▸ What to do:
Write out the full set of records below exactly.

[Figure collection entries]
################
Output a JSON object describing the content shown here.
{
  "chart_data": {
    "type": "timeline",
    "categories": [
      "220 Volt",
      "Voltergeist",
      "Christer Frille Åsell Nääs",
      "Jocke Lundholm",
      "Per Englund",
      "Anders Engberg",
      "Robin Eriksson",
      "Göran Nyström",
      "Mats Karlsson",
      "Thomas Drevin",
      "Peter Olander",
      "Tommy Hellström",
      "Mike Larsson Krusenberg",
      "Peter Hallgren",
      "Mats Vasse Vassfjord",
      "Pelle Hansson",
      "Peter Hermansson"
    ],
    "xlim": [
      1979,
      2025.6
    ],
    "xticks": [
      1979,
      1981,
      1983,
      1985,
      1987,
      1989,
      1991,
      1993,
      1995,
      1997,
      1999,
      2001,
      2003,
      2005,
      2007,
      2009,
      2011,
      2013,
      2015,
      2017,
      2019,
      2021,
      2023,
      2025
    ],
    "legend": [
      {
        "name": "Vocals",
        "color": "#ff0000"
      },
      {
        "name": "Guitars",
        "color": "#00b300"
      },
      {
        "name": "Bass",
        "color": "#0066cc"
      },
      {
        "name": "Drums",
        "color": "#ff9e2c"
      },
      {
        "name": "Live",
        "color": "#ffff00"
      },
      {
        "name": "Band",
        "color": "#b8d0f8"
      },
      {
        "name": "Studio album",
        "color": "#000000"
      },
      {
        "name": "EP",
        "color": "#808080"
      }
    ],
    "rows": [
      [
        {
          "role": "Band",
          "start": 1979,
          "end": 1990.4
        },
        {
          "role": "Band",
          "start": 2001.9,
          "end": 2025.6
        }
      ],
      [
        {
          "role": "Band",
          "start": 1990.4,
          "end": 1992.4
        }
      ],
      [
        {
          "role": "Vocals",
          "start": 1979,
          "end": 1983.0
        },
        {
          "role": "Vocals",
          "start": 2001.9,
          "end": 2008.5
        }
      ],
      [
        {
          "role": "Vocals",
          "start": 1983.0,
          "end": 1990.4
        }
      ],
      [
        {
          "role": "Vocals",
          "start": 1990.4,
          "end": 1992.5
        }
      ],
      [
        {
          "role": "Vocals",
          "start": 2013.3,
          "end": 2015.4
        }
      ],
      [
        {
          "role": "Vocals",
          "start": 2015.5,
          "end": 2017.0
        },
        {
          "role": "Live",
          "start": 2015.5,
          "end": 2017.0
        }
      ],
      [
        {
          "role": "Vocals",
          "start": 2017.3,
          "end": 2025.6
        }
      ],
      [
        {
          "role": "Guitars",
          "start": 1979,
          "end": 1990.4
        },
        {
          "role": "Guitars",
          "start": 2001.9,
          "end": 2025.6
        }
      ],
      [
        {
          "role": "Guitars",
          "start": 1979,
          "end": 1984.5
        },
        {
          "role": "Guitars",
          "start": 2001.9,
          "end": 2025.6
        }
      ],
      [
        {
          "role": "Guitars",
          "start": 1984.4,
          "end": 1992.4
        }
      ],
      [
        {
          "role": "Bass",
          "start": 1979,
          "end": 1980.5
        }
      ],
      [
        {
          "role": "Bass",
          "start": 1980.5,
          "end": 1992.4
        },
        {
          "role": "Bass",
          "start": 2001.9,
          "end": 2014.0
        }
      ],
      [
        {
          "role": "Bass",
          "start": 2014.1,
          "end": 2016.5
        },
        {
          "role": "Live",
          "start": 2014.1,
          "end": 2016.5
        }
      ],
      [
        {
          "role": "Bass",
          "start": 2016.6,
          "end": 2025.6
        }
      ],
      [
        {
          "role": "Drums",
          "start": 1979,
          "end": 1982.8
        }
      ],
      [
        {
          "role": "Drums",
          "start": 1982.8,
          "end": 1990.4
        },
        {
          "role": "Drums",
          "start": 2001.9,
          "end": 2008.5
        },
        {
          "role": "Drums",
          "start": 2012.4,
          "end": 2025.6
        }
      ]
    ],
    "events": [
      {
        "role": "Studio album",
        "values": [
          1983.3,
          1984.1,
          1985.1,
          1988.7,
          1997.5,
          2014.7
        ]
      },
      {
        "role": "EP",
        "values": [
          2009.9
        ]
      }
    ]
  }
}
################
▸ Finished answer:
Output a JSON object describing the content shown here.
{
  "chart_data": {
    "type": "timeline",
    "categories": [
      "220 Volt",
      "Voltergeist",
      "Christer Frille Åsell Nääs",
      "Jocke Lundholm",
      "Per Englund",
      "Anders Engberg",
      "Robin Eriksson",
      "Göran Nyström",
      "Mats Karlsson",
      "Thomas Drevin",
      "Peter Olander",
      "Tommy Hellström",
      "Mike Larsson Krusenberg",
      "Peter Hallgren",
      "Mats Vasse Vassfjord",
      "Pelle Hansson",
      "Peter Hermansson"
    ],
    "xlim": [
      1979,
      2025.6
    ],
    "xticks": [
      1979,
      1981,
      1983,
      1985,
      1987,
      1989,
      1991,
      1993,
      1995,
      1997,
      1999,
      2001,
      2003,
      2005,
      2007,
      2009,
      2011,
      2013,
      2015,
      2017,
      2019,
      2021,
      2023,
      2025
    ],
    "legend": [
      {
        "name": "Vocals",
        "color": "#ff0000"
      },
      {
        "name": "Guitars",
        "color": "#00b300"
      },
      {
        "name": "Bass",
        "color": "#0066cc"
      },
      {
        "name": "Drums",
        "color": "#ff9e2c"
      },
      {
        "name": "Live",
        "color": "#ffff00"
      },
      {
        "name": "Band",
        "color": "#b8d0f8"
      },
      {
        "name": "Studio album",
        "color": "#000000"
      },
      {
        "name": "EP",
        "color": "#808080"
      }
    ],
    "rows": [
      [
        {
          "role": "Band",
          "start": 1979,
          "end": 1990.4
        },
        {
          "role": "Band",
          "start": 2001.9,
          "end": 2025.6
        }
      ],
      [
        {
          "role": "Band",
          "start": 1990.4,
          "end": 1992.4
        }
      ],
      [
        {
          "role": "Vocals",
          "start": 1979,
          "end": 1983.0
        },
        {
          "role": "Vocals",
          "start": 2001.9,
          "end": 2008.5
        }
      ],
      [
        {
          "role": "Vocals",
          "start": 1983.0,
          "end": 1990.4
        }
      ],
      [
        {
          "role": "Vocals",
          "start": 1990.4,
          "end": 1992.5
        }
      ],
      [
        {
          "role": "Vocals",
          "start": 2013.3,
          "end": 2015.4
        }
      ],
      [
        {
          "role": "Vocals",
          "start": 2015.5,
          "end": 2017.0
        },
        {
          "role": "Live",
          "start": 2015.5,
          "end": 2017.0
        }
      ],
      [
        {
          "role": "Vocals",
          "start": 2017.3,
          "end": 2025.6
        }
      ],
      [
        {
          "role": "Guitars",
          "start": 1979,
          "end": 1990.4
        },
        {
          "role": "Guitars",
          "start": 2001.9,
          "end": 2025.6
        }
      ],
      [
        {
          "role": "Guitars",
          "start": 1979,
          "end": 1984.5
        },
        {
          "role": "Guitars",
          "start": 2001.9,
          "end": 2025.6
        }
      ],
      [
        {
          "role": "Guitars",
          "start": 1984.4,
          "end": 1992.4
        }
      ],
      [
        {
          "role": "Bass",
          "start": 1979,
          "end": 1980.5
        }
      ],
      [
        {
          "role": "Bass",
          "start": 1980.5,
          "end": 1992.4
        },
        {
          "role": "Bass",
          "start": 2001.9,
          "end": 2014.0
        }
      ],
      [
        {
          "role": "Bass",
          "start": 2014.1,
          "end": 2016.5
        },
        {
          "role": "Live",
          "start": 2014.1,
          "end": 2016.5
        }
      ],
      [
        {
          "role": "Bass",
          "start": 2016.6,
          "end": 2025.6
        }
      ],
      [
        {
          "role": "Drums",
          "start": 1979,
          "end": 1982.8
        }
      ],
      [
        {
          "role": "Drums",
          "start": 1982.8,
          "end": 1990.4
        },
        {
          "role": "Drums",
          "start": 2001.9,
          "end": 2008.5
        },
        {
          "role": "Drums",
          "start": 2012.4,
          "end": 2025.6
        }
      ]
    ],
    "events": [
      {
        "role": "Studio album",
        "values": [
          1983.3,
          1984.1,
          1985.1,
          1988.7,
          1997.5,
          2014.7
        ]
      },
      {
        "role": "EP",
        "values": [
          2009.9
        ]
      }
    ]
  }
}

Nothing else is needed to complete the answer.